Dataset items:
::::

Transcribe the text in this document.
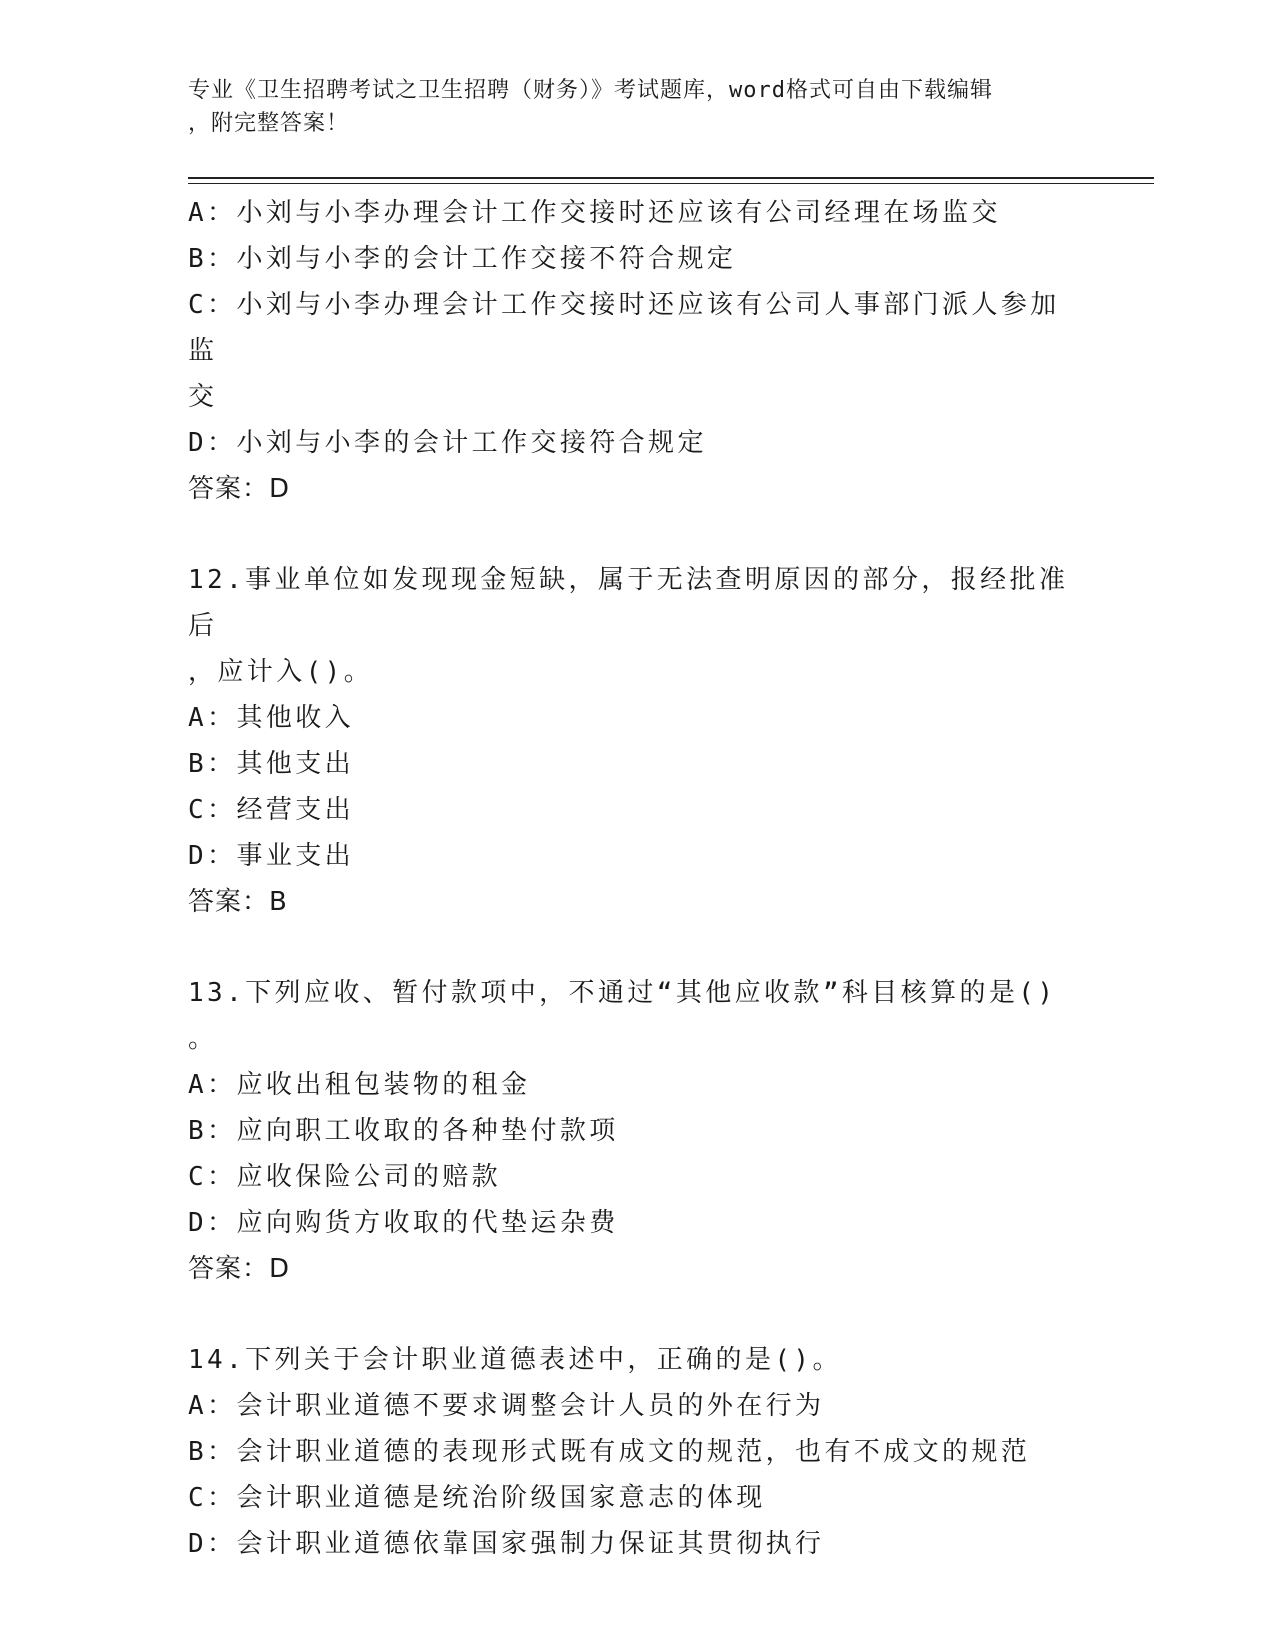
专业《卫生招聘考试之卫生招聘（财务）》考试题库，word格式可自由下载编辑
，附完整答案！
A：小刘与小李办理会计工作交接时还应该有公司经理在场监交
B：小刘与小李的会计工作交接不符合规定
C：小刘与小李办理会计工作交接时还应该有公司人事部门派人参加监
交
D：小刘与小李的会计工作交接符合规定
答案：D
12.事业单位如发现现金短缺，属于无法查明原因的部分，报经批准后
，应计入()。
A：其他收入
B：其他支出
C：经营支出
D：事业支出
答案：B
13.下列应收、暂付款项中，不通过“其他应收款”科目核算的是()
。
A：应收出租包装物的租金
B：应向职工收取的各种垫付款项
C：应收保险公司的赔款
D：应向购货方收取的代垫运杂费
答案：D
14.下列关于会计职业道德表述中，正确的是()。
A：会计职业道德不要求调整会计人员的外在行为
B：会计职业道德的表现形式既有成文的规范，也有不成文的规范
C：会计职业道德是统治阶级国家意志的体现
D：会计职业道德依靠国家强制力保证其贯彻执行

::::

Objective — Will you restate every entry word for word and omit the images?

Exercise result —
Transcribe the text in this document.
专业《卫生招聘考试之卫生招聘（财务）》考试题库，word格式可自由下载编辑
，附完整答案！
A：小刘与小李办理会计工作交接时还应该有公司经理在场监交
B：小刘与小李的会计工作交接不符合规定
C：小刘与小李办理会计工作交接时还应该有公司人事部门派人参加监
交
D：小刘与小李的会计工作交接符合规定
答案：D
12.事业单位如发现现金短缺，属于无法查明原因的部分，报经批准后
，应计入()。
A：其他收入
B：其他支出
C：经营支出
D：事业支出
答案：B
13.下列应收、暂付款项中，不通过“其他应收款”科目核算的是()
。
A：应收出租包装物的租金
B：应向职工收取的各种垫付款项
C：应收保险公司的赔款
D：应向购货方收取的代垫运杂费
答案：D
14.下列关于会计职业道德表述中，正确的是()。
A：会计职业道德不要求调整会计人员的外在行为
B：会计职业道德的表现形式既有成文的规范，也有不成文的规范
C：会计职业道德是统治阶级国家意志的体现
D：会计职业道德依靠国家强制力保证其贯彻执行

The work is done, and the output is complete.